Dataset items
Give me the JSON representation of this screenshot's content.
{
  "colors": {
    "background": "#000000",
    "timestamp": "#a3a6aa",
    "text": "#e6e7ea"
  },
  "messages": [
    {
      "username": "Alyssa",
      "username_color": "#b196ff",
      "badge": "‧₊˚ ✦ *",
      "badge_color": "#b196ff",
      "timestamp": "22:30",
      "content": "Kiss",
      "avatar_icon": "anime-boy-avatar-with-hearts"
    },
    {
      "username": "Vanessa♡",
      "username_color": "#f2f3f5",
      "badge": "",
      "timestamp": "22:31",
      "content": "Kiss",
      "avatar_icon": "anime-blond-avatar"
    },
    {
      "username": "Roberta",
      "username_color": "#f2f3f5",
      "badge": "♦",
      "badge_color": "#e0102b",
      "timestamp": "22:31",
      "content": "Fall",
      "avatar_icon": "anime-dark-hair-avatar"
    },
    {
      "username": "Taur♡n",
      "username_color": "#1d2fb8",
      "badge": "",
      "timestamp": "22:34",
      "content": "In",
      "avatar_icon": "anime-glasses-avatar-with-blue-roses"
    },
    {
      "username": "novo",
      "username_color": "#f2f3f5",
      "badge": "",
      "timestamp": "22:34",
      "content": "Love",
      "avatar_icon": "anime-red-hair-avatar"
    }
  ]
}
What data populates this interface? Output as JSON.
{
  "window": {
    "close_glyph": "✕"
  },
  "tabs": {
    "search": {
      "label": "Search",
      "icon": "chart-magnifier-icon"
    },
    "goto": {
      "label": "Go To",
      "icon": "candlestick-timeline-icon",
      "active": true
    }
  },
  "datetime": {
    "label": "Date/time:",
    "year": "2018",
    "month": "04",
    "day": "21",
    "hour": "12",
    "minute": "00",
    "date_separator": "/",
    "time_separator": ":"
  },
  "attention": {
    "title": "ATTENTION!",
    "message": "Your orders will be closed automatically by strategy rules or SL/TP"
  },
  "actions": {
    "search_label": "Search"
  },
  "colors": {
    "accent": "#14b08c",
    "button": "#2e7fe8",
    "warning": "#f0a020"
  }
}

Given exercise
Using the records given above, list every line that includes the word "this".

Task response
Give me the JSON representation of this screenshot's content.
What data populates this interface? Output as JSON.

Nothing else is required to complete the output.